• [EXERCISE PROMPT] Please transcribe the records precisely; pictures stay out of your copy.

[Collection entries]
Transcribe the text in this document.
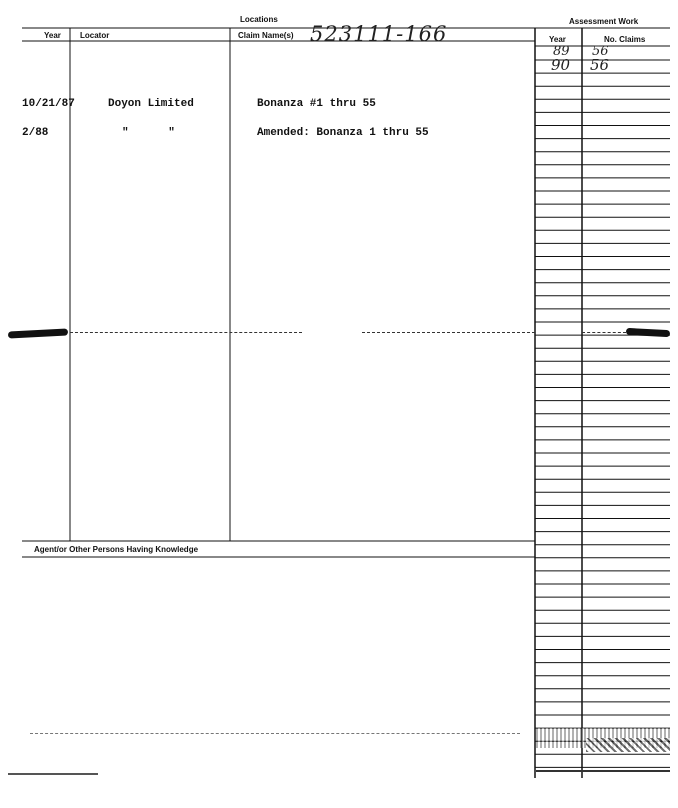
Locations	Assessment Work
Year Locator	Claim Name(s)	Year	No. Claims
523111-166
10/21/87	Doyon Limited	Bonanza #1 thru 55
2/88	"      "	Amended: Bonanza 1 thru 55
89 56
90 56
Agent/or Other Persons Having Knowledge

• [SOLUTION FOR THIS EXERCISE]
Transcribe the text in this document.
Locations	Assessment Work
Year Locator	Claim Name(s)	Year	No. Claims
523111-166
10/21/87	Doyon Limited	Bonanza #1 thru 55
2/88	"      "	Amended: Bonanza 1 thru 55
89 56
90 56
Agent/or Other Persons Having Knowledge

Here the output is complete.